Repeat the entire listing exactly as written.

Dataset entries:
⟨

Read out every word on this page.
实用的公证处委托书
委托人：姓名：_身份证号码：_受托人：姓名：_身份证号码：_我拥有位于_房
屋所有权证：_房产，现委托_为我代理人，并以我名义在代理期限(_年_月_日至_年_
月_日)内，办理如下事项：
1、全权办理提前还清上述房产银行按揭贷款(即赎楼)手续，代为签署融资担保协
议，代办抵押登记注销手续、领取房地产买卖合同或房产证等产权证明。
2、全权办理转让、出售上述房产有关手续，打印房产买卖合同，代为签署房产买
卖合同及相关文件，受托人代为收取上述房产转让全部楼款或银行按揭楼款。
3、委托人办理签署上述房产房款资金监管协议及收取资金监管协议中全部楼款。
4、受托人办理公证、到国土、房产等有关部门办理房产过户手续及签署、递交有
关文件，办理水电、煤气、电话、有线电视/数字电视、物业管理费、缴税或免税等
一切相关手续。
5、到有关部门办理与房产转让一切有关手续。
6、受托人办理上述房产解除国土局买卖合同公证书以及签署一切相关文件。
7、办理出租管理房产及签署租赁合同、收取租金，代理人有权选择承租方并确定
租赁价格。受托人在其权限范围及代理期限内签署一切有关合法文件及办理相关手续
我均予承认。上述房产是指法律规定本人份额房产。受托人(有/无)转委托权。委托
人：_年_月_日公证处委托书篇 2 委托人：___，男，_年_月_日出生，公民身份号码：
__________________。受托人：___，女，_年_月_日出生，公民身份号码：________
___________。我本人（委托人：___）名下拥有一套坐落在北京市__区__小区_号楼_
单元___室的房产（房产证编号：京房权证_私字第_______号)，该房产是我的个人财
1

⟩

Output for this task:
Read out every word on this page.
实用的公证处委托书
委托人：姓名：_身份证号码：_受托人：姓名：_身份证号码：_我拥有位于_房
屋所有权证：_房产，现委托_为我代理人，并以我名义在代理期限(_年_月_日至_年_
月_日)内，办理如下事项：
1、全权办理提前还清上述房产银行按揭贷款(即赎楼)手续，代为签署融资担保协
议，代办抵押登记注销手续、领取房地产买卖合同或房产证等产权证明。
2、全权办理转让、出售上述房产有关手续，打印房产买卖合同，代为签署房产买
卖合同及相关文件，受托人代为收取上述房产转让全部楼款或银行按揭楼款。
3、委托人办理签署上述房产房款资金监管协议及收取资金监管协议中全部楼款。
4、受托人办理公证、到国土、房产等有关部门办理房产过户手续及签署、递交有
关文件，办理水电、煤气、电话、有线电视/数字电视、物业管理费、缴税或免税等
一切相关手续。
5、到有关部门办理与房产转让一切有关手续。
6、受托人办理上述房产解除国土局买卖合同公证书以及签署一切相关文件。
7、办理出租管理房产及签署租赁合同、收取租金，代理人有权选择承租方并确定
租赁价格。受托人在其权限范围及代理期限内签署一切有关合法文件及办理相关手续
我均予承认。上述房产是指法律规定本人份额房产。受托人(有/无)转委托权。委托
人：_年_月_日公证处委托书篇 2 委托人：___，男，_年_月_日出生，公民身份号码：
__________________。受托人：___，女，_年_月_日出生，公民身份号码：________
___________。我本人（委托人：___）名下拥有一套坐落在北京市__区__小区_号楼_
单元___室的房产（房产证编号：京房权证_私字第_______号)，该房产是我的个人财
1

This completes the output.